**Task to carry out**
Repeat each record below exactly as given.

**Data to process**

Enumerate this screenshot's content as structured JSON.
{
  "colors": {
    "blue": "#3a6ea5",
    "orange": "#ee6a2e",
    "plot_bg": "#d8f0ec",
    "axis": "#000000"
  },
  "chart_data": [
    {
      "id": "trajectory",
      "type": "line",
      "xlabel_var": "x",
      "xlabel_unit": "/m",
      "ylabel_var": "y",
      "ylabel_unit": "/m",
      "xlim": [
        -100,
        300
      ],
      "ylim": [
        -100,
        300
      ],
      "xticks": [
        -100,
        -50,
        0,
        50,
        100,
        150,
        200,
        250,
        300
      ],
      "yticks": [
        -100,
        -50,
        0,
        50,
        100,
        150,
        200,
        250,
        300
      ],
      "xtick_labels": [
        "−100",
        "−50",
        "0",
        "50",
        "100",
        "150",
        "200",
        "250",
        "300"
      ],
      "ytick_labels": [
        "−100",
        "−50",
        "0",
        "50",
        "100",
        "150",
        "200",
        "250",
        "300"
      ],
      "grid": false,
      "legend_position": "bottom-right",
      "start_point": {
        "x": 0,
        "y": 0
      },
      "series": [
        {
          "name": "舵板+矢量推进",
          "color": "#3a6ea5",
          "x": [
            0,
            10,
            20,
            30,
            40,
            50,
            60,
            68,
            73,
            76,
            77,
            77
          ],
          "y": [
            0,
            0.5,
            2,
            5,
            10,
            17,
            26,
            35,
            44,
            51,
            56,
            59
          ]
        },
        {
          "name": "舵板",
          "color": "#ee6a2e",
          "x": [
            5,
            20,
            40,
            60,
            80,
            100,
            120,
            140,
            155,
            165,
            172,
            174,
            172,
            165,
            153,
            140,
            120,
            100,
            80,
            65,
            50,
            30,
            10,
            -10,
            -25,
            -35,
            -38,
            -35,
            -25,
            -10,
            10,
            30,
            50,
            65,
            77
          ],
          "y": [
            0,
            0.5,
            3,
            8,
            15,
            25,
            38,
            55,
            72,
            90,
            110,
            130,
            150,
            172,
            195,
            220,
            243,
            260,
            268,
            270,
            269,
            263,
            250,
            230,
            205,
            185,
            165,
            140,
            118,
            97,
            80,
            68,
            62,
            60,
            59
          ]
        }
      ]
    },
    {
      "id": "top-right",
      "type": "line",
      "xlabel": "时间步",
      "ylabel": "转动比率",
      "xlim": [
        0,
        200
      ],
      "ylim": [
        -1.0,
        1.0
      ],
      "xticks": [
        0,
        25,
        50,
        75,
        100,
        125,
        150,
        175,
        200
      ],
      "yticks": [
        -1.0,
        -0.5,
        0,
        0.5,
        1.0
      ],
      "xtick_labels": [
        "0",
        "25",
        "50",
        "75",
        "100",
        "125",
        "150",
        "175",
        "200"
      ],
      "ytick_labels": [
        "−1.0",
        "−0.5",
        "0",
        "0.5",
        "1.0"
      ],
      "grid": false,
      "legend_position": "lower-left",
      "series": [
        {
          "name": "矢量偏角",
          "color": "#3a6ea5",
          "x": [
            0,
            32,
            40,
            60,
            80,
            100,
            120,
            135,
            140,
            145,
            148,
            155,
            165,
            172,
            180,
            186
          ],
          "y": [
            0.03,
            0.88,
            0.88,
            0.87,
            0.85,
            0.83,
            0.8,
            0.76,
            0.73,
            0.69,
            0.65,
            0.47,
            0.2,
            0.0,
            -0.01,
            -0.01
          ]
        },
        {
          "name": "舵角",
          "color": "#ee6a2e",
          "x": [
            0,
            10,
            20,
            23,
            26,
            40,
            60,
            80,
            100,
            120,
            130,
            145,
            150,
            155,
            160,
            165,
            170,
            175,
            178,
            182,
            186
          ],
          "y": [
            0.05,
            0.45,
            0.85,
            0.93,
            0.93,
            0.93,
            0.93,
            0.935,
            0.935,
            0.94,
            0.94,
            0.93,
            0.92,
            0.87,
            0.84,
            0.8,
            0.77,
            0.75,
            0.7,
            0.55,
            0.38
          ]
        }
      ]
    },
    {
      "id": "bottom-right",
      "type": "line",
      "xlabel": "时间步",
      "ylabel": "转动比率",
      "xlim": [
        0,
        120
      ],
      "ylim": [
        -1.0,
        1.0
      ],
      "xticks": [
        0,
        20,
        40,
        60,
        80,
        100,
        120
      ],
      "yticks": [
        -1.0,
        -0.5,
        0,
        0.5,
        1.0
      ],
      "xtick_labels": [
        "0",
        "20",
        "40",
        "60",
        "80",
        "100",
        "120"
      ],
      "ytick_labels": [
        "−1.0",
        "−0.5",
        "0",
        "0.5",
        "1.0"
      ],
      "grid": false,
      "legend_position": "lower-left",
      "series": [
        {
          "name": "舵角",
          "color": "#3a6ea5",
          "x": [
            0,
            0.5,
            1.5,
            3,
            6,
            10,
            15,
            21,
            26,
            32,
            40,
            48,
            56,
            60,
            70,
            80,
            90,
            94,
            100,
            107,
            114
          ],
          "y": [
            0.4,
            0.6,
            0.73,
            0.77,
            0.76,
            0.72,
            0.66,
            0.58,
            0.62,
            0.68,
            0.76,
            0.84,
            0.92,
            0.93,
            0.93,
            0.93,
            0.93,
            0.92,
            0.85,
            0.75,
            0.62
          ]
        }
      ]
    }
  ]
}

**Written answer**
Enumerate this screenshot's content as structured JSON.
{
  "colors": {
    "blue": "#3a6ea5",
    "orange": "#ee6a2e",
    "plot_bg": "#d8f0ec",
    "axis": "#000000"
  },
  "chart_data": [
    {
      "id": "trajectory",
      "type": "line",
      "xlabel_var": "x",
      "xlabel_unit": "/m",
      "ylabel_var": "y",
      "ylabel_unit": "/m",
      "xlim": [
        -100,
        300
      ],
      "ylim": [
        -100,
        300
      ],
      "xticks": [
        -100,
        -50,
        0,
        50,
        100,
        150,
        200,
        250,
        300
      ],
      "yticks": [
        -100,
        -50,
        0,
        50,
        100,
        150,
        200,
        250,
        300
      ],
      "xtick_labels": [
        "−100",
        "−50",
        "0",
        "50",
        "100",
        "150",
        "200",
        "250",
        "300"
      ],
      "ytick_labels": [
        "−100",
        "−50",
        "0",
        "50",
        "100",
        "150",
        "200",
        "250",
        "300"
      ],
      "grid": false,
      "legend_position": "bottom-right",
      "start_point": {
        "x": 0,
        "y": 0
      },
      "series": [
        {
          "name": "舵板+矢量推进",
          "color": "#3a6ea5",
          "x": [
            0,
            10,
            20,
            30,
            40,
            50,
            60,
            68,
            73,
            76,
            77,
            77
          ],
          "y": [
            0,
            0.5,
            2,
            5,
            10,
            17,
            26,
            35,
            44,
            51,
            56,
            59
          ]
        },
        {
          "name": "舵板",
          "color": "#ee6a2e",
          "x": [
            5,
            20,
            40,
            60,
            80,
            100,
            120,
            140,
            155,
            165,
            172,
            174,
            172,
            165,
            153,
            140,
            120,
            100,
            80,
            65,
            50,
            30,
            10,
            -10,
            -25,
            -35,
            -38,
            -35,
            -25,
            -10,
            10,
            30,
            50,
            65,
            77
          ],
          "y": [
            0,
            0.5,
            3,
            8,
            15,
            25,
            38,
            55,
            72,
            90,
            110,
            130,
            150,
            172,
            195,
            220,
            243,
            260,
            268,
            270,
            269,
            263,
            250,
            230,
            205,
            185,
            165,
            140,
            118,
            97,
            80,
            68,
            62,
            60,
            59
          ]
        }
      ]
    },
    {
      "id": "top-right",
      "type": "line",
      "xlabel": "时间步",
      "ylabel": "转动比率",
      "xlim": [
        0,
        200
      ],
      "ylim": [
        -1.0,
        1.0
      ],
      "xticks": [
        0,
        25,
        50,
        75,
        100,
        125,
        150,
        175,
        200
      ],
      "yticks": [
        -1.0,
        -0.5,
        0,
        0.5,
        1.0
      ],
      "xtick_labels": [
        "0",
        "25",
        "50",
        "75",
        "100",
        "125",
        "150",
        "175",
        "200"
      ],
      "ytick_labels": [
        "−1.0",
        "−0.5",
        "0",
        "0.5",
        "1.0"
      ],
      "grid": false,
      "legend_position": "lower-left",
      "series": [
        {
          "name": "矢量偏角",
          "color": "#3a6ea5",
          "x": [
            0,
            32,
            40,
            60,
            80,
            100,
            120,
            135,
            140,
            145,
            148,
            155,
            165,
            172,
            180,
            186
          ],
          "y": [
            0.03,
            0.88,
            0.88,
            0.87,
            0.85,
            0.83,
            0.8,
            0.76,
            0.73,
            0.69,
            0.65,
            0.47,
            0.2,
            0.0,
            -0.01,
            -0.01
          ]
        },
        {
          "name": "舵角",
          "color": "#ee6a2e",
          "x": [
            0,
            10,
            20,
            23,
            26,
            40,
            60,
            80,
            100,
            120,
            130,
            145,
            150,
            155,
            160,
            165,
            170,
            175,
            178,
            182,
            186
          ],
          "y": [
            0.05,
            0.45,
            0.85,
            0.93,
            0.93,
            0.93,
            0.93,
            0.935,
            0.935,
            0.94,
            0.94,
            0.93,
            0.92,
            0.87,
            0.84,
            0.8,
            0.77,
            0.75,
            0.7,
            0.55,
            0.38
          ]
        }
      ]
    },
    {
      "id": "bottom-right",
      "type": "line",
      "xlabel": "时间步",
      "ylabel": "转动比率",
      "xlim": [
        0,
        120
      ],
      "ylim": [
        -1.0,
        1.0
      ],
      "xticks": [
        0,
        20,
        40,
        60,
        80,
        100,
        120
      ],
      "yticks": [
        -1.0,
        -0.5,
        0,
        0.5,
        1.0
      ],
      "xtick_labels": [
        "0",
        "20",
        "40",
        "60",
        "80",
        "100",
        "120"
      ],
      "ytick_labels": [
        "−1.0",
        "−0.5",
        "0",
        "0.5",
        "1.0"
      ],
      "grid": false,
      "legend_position": "lower-left",
      "series": [
        {
          "name": "舵角",
          "color": "#3a6ea5",
          "x": [
            0,
            0.5,
            1.5,
            3,
            6,
            10,
            15,
            21,
            26,
            32,
            40,
            48,
            56,
            60,
            70,
            80,
            90,
            94,
            100,
            107,
            114
          ],
          "y": [
            0.4,
            0.6,
            0.73,
            0.77,
            0.76,
            0.72,
            0.66,
            0.58,
            0.62,
            0.68,
            0.76,
            0.84,
            0.92,
            0.93,
            0.93,
            0.93,
            0.93,
            0.92,
            0.85,
            0.75,
            0.62
          ]
        }
      ]
    }
  ]
}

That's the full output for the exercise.